> [Aim of the task] Please retype the records below exactly, leaving out any pictures.

> [Records to use]
## Start

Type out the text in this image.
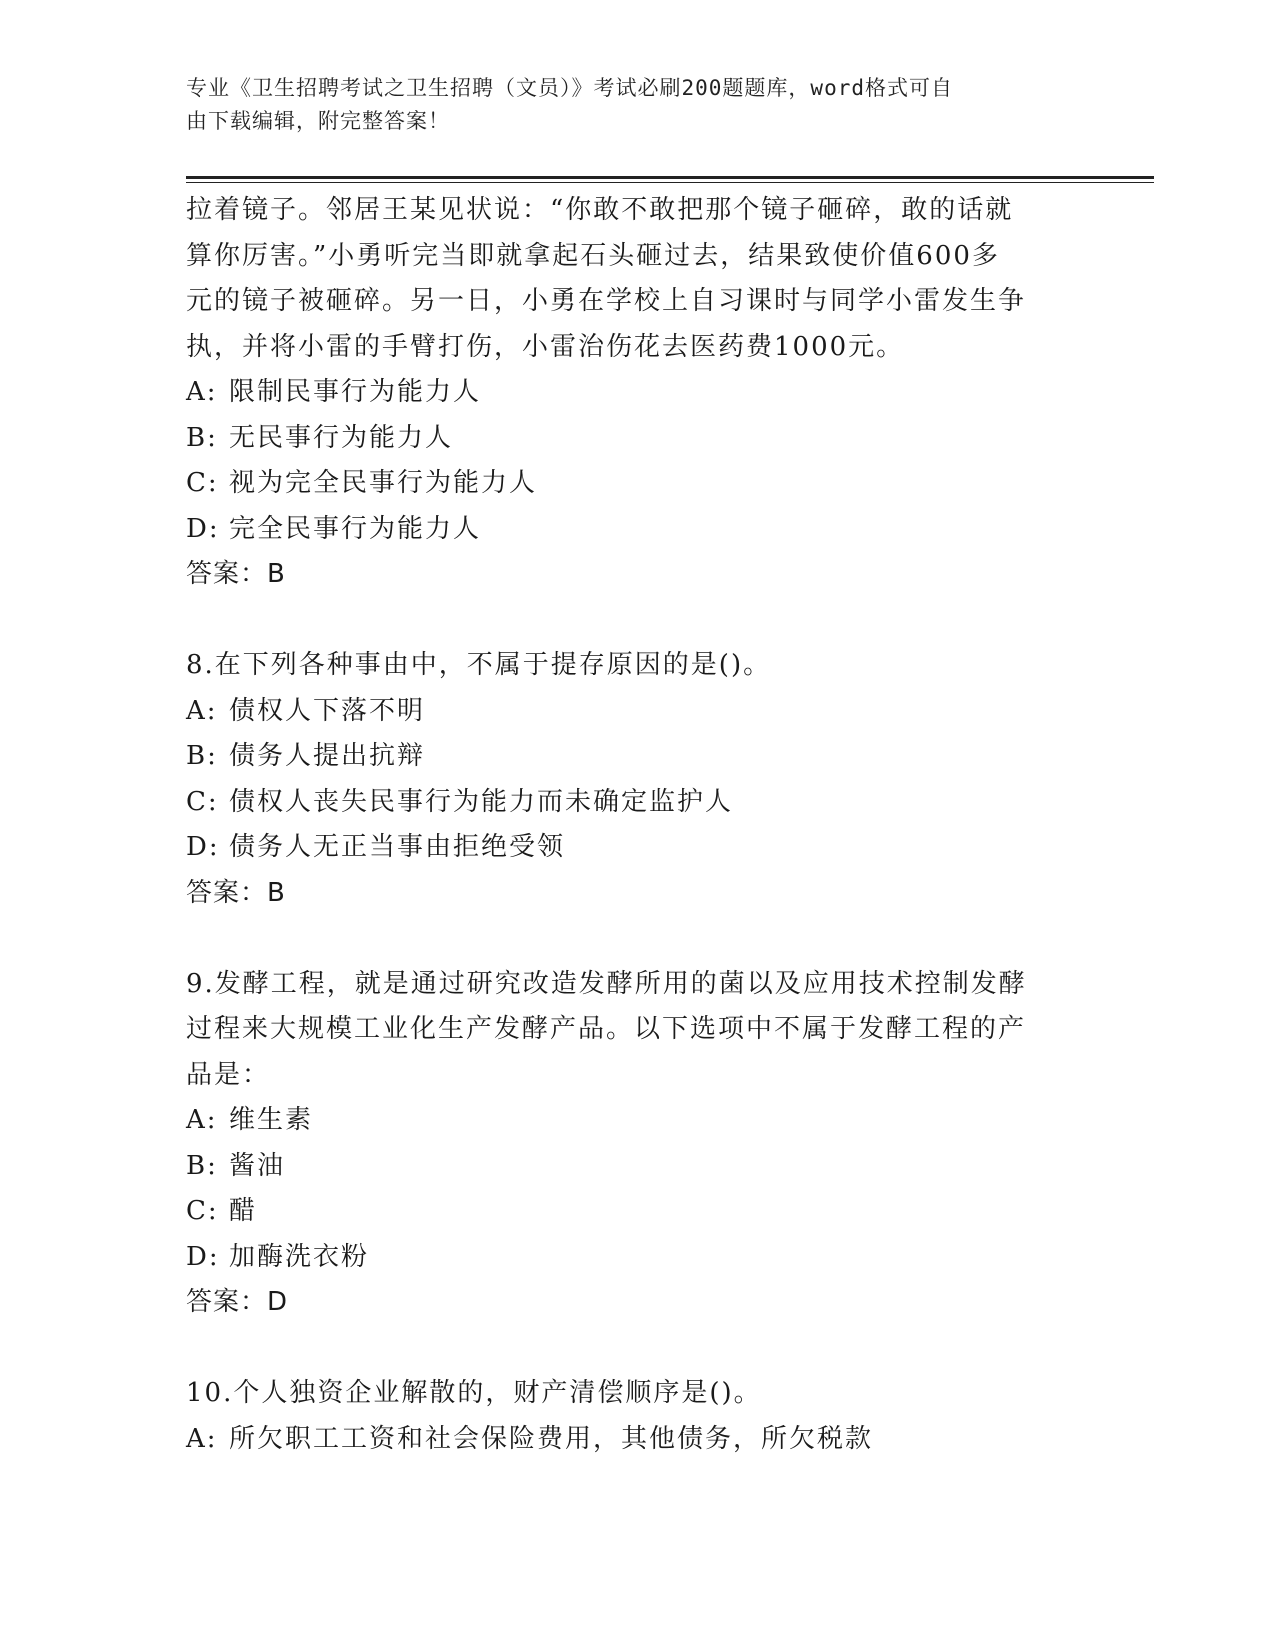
专业《卫生招聘考试之卫生招聘（文员）》考试必刷200题题库，word格式可自
由下载编辑，附完整答案！
拉着镜子。邻居王某见状说：“你敢不敢把那个镜子砸碎，敢的话就
算你厉害。”小勇听完当即就拿起石头砸过去，结果致使价值600多
元的镜子被砸碎。另一日，小勇在学校上自习课时与同学小雷发生争
执，并将小雷的手臂打伤，小雷治伤花去医药费1000元。
A: 限制民事行为能力人
B: 无民事行为能力人
C: 视为完全民事行为能力人
D: 完全民事行为能力人
答案：B
8.在下列各种事由中，不属于提存原因的是()。
A: 债权人下落不明
B: 债务人提出抗辩
C: 债权人丧失民事行为能力而未确定监护人
D: 债务人无正当事由拒绝受领
答案：B
9.发酵工程，就是通过研究改造发酵所用的菌以及应用技术控制发酵
过程来大规模工业化生产发酵产品。以下选项中不属于发酵工程的产
品是：
A: 维生素
B: 酱油
C: 醋
D: 加酶洗衣粉
答案：D
10.个人独资企业解散的，财产清偿顺序是()。
A: 所欠职工工资和社会保险费用，其他债务，所欠税款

## End

> [Result of the task]
Type out the text in this image.
专业《卫生招聘考试之卫生招聘（文员）》考试必刷200题题库，word格式可自
由下载编辑，附完整答案！
拉着镜子。邻居王某见状说：“你敢不敢把那个镜子砸碎，敢的话就
算你厉害。”小勇听完当即就拿起石头砸过去，结果致使价值600多
元的镜子被砸碎。另一日，小勇在学校上自习课时与同学小雷发生争
执，并将小雷的手臂打伤，小雷治伤花去医药费1000元。
A: 限制民事行为能力人
B: 无民事行为能力人
C: 视为完全民事行为能力人
D: 完全民事行为能力人
答案：B
8.在下列各种事由中，不属于提存原因的是()。
A: 债权人下落不明
B: 债务人提出抗辩
C: 债权人丧失民事行为能力而未确定监护人
D: 债务人无正当事由拒绝受领
答案：B
9.发酵工程，就是通过研究改造发酵所用的菌以及应用技术控制发酵
过程来大规模工业化生产发酵产品。以下选项中不属于发酵工程的产
品是：
A: 维生素
B: 酱油
C: 醋
D: 加酶洗衣粉
答案：D
10.个人独资企业解散的，财产清偿顺序是()。
A: 所欠职工工资和社会保险费用，其他债务，所欠税款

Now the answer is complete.